> [Input data]:

----

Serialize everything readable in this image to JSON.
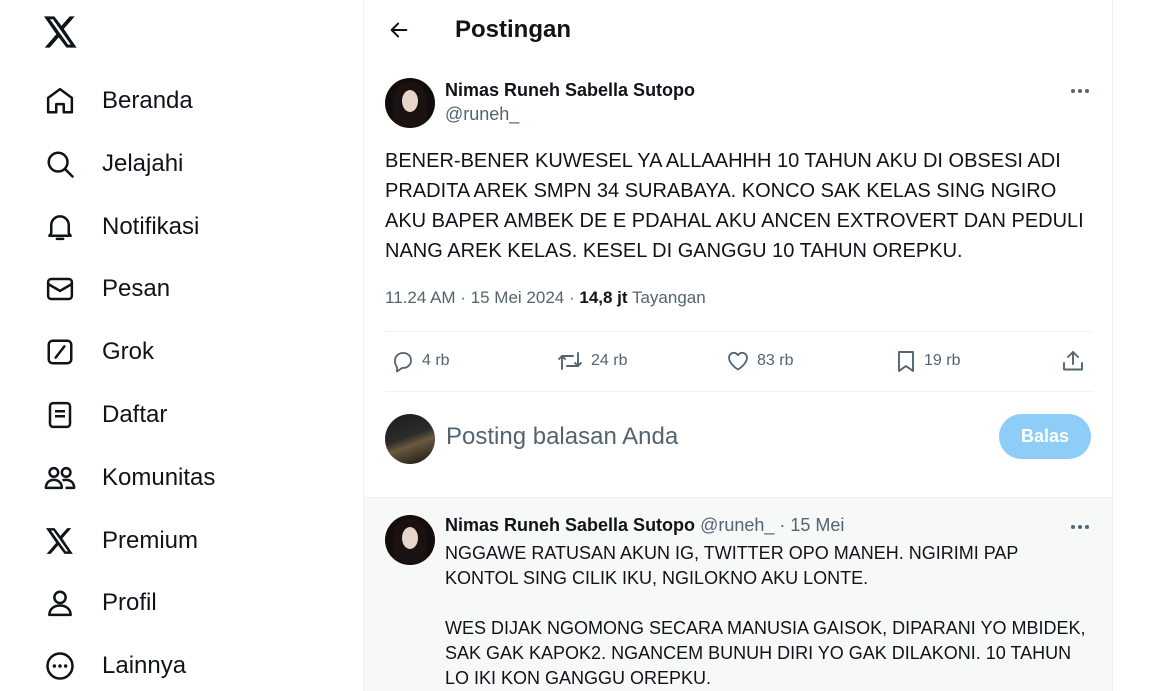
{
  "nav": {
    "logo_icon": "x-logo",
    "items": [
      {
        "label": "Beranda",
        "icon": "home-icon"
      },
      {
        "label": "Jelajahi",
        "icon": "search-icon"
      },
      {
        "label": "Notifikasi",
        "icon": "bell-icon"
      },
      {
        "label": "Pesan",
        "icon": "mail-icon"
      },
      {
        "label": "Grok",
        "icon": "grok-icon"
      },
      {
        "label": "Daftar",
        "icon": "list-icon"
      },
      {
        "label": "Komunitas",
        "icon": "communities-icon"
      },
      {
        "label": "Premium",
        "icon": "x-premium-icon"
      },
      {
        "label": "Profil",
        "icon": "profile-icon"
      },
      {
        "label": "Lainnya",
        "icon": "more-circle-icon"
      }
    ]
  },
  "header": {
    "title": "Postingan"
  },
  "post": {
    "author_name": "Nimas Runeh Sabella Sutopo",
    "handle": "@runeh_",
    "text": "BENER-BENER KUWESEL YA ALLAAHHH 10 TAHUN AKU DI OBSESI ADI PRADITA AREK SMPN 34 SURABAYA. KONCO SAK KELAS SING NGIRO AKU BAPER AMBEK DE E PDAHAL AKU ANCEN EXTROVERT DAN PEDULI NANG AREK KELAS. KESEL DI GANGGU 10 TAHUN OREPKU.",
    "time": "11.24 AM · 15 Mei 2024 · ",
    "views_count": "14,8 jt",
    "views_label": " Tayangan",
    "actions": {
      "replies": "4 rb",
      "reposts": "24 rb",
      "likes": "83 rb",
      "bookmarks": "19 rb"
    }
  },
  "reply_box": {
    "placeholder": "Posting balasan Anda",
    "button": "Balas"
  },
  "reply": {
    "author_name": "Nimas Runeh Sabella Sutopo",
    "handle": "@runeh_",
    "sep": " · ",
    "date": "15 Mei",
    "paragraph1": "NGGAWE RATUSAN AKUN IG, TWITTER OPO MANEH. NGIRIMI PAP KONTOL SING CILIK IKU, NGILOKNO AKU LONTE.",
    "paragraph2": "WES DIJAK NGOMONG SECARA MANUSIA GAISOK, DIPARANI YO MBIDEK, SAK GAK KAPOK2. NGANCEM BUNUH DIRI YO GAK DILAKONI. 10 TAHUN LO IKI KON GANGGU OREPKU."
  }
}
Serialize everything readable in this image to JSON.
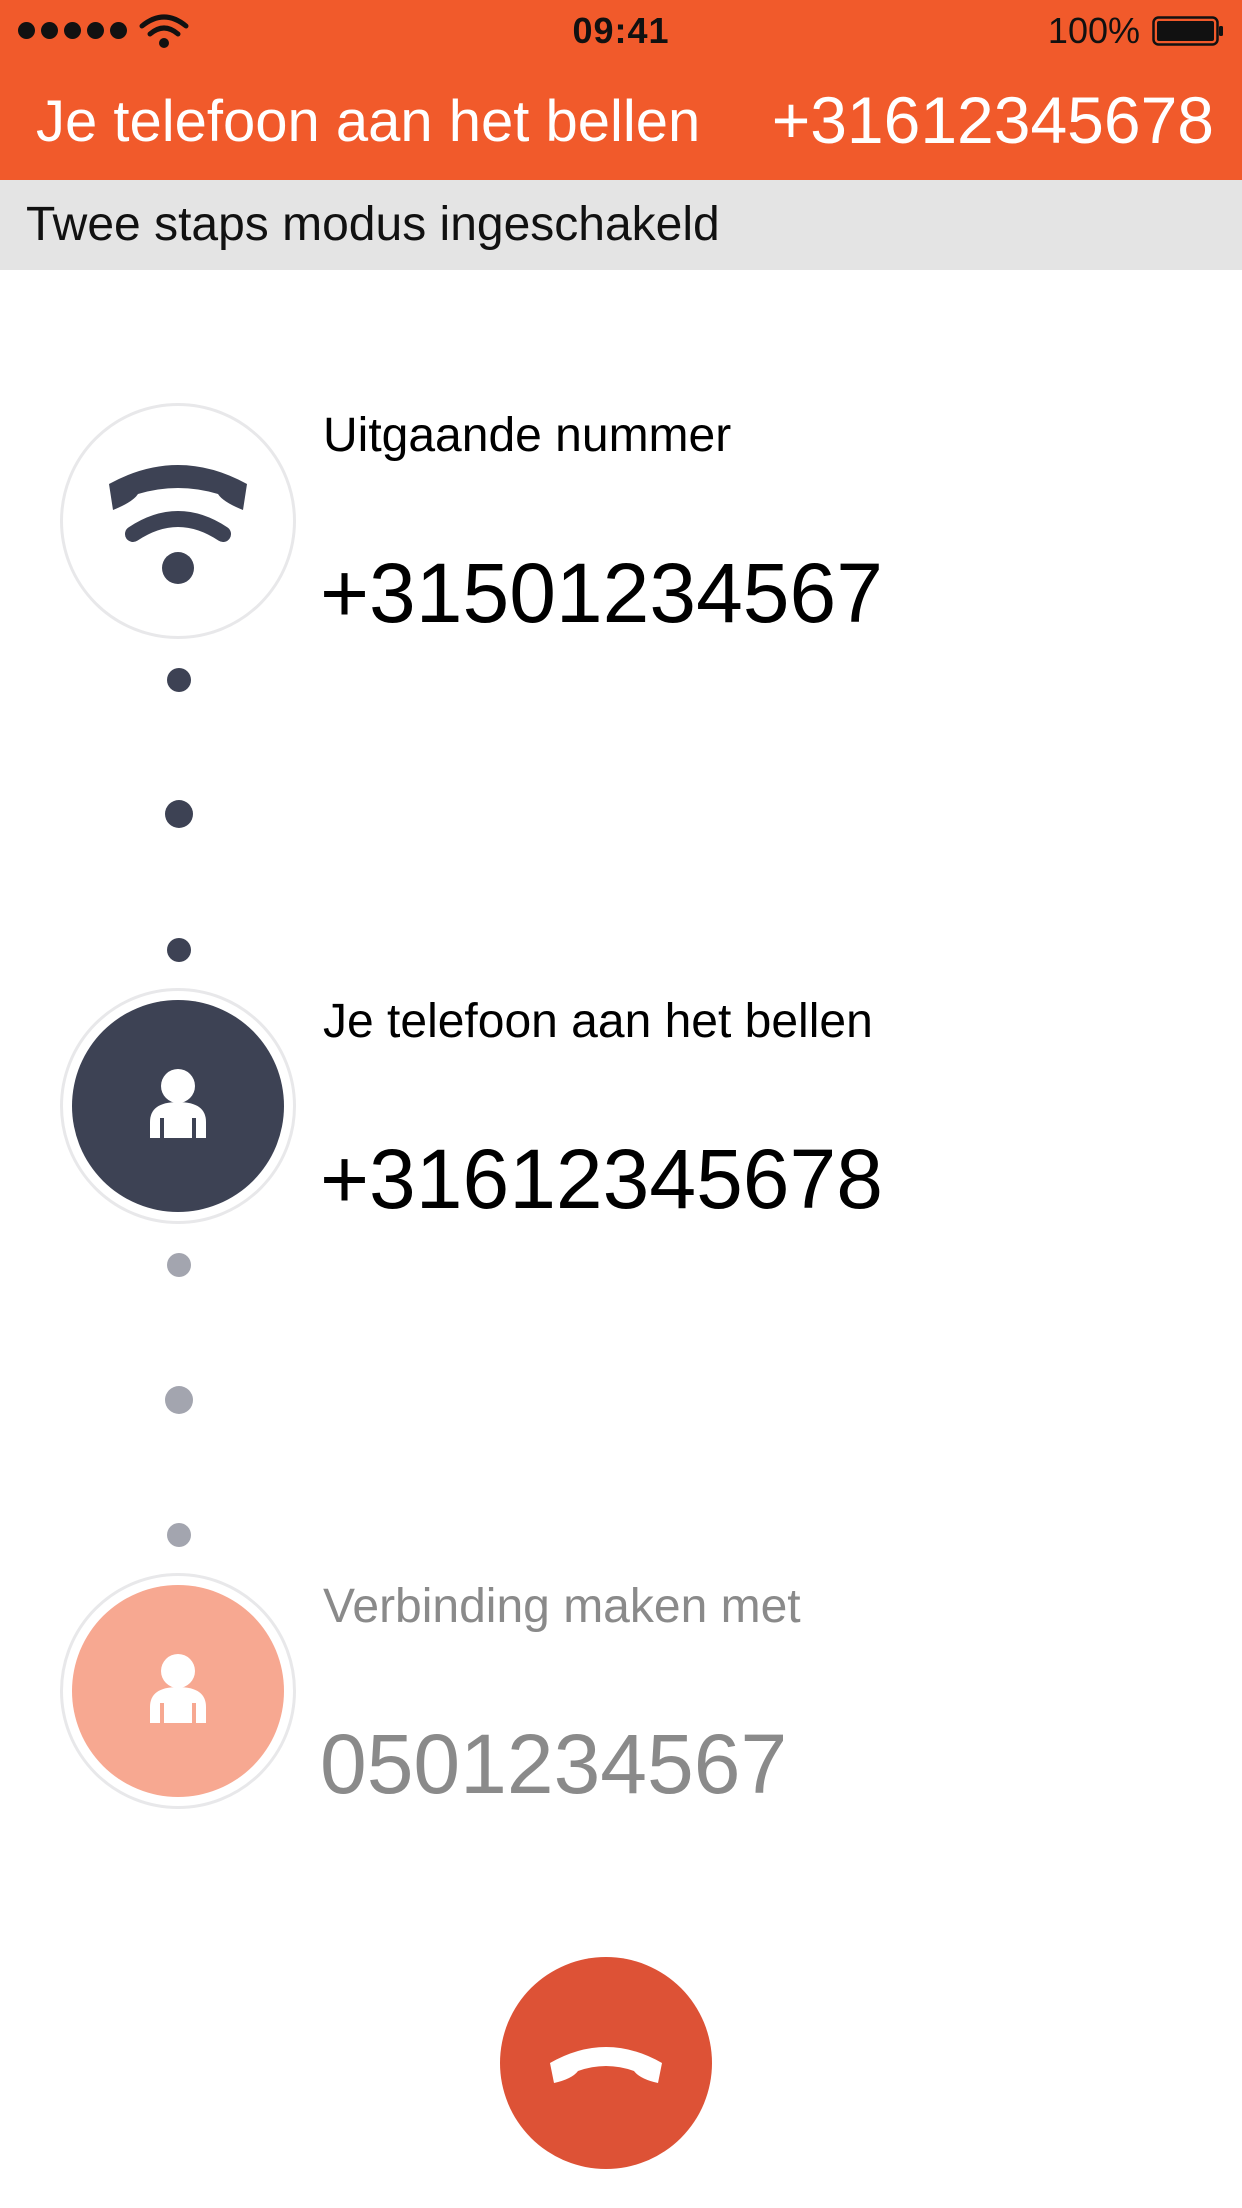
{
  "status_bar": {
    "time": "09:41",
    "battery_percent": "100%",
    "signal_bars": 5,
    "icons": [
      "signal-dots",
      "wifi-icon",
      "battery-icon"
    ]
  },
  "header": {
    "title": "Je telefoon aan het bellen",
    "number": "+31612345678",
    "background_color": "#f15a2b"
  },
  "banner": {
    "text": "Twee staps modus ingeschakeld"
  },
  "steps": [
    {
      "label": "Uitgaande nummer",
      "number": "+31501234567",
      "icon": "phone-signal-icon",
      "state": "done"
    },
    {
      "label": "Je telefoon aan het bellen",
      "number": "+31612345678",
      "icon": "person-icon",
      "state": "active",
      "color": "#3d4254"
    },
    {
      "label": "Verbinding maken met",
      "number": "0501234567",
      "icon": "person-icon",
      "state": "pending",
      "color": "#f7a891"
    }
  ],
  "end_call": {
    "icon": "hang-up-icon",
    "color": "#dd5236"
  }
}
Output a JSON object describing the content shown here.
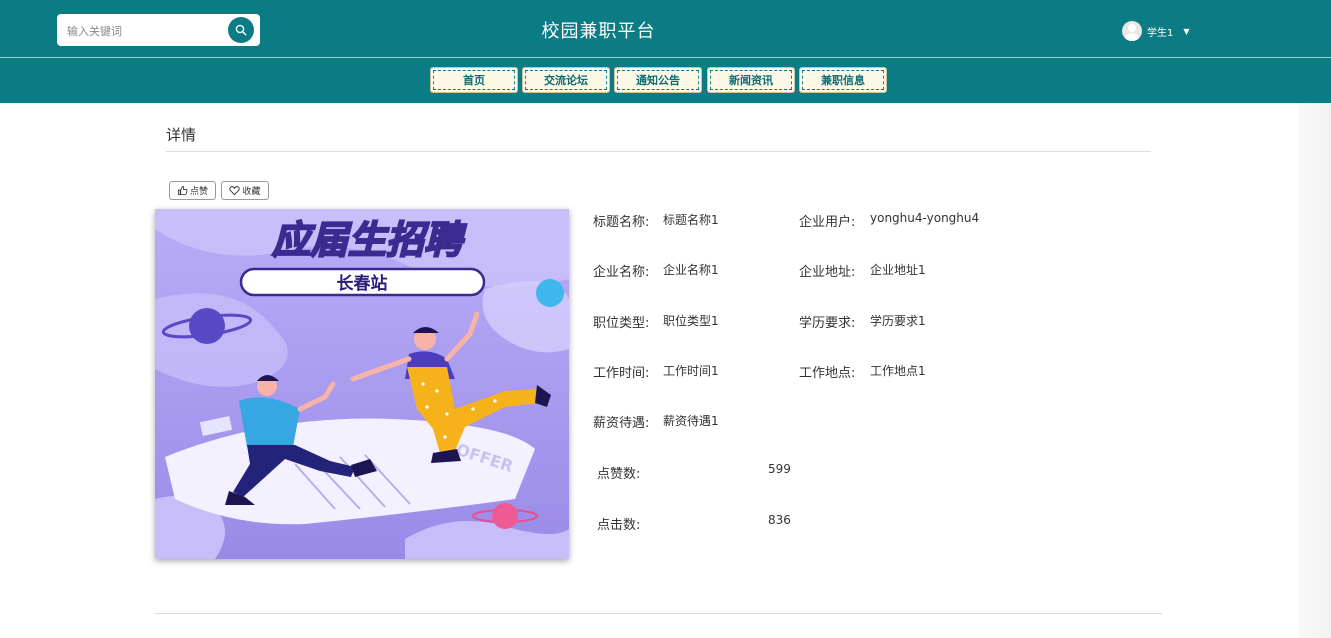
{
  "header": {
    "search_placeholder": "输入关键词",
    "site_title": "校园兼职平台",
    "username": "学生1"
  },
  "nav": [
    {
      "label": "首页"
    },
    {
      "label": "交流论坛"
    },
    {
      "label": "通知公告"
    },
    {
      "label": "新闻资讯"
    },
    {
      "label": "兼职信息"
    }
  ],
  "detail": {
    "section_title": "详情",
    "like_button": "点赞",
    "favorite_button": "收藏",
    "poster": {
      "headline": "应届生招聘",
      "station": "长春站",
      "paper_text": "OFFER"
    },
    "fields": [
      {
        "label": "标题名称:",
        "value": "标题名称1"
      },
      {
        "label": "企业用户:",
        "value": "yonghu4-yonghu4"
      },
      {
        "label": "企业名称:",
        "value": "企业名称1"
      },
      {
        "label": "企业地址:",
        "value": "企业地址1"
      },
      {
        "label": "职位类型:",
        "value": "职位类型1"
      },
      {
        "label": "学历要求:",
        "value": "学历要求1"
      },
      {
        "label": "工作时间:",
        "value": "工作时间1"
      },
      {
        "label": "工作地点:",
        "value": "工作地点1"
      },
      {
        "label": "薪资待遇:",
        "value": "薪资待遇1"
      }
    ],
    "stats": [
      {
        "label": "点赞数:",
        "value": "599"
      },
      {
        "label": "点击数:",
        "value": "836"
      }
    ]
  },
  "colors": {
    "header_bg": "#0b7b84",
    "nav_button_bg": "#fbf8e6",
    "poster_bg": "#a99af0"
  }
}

----

> [The task]: Pull out every line holding "state" from the records above, and copy it.

> [Solution]:
      "state": "done"
      "state": "active",
      "state": "pending",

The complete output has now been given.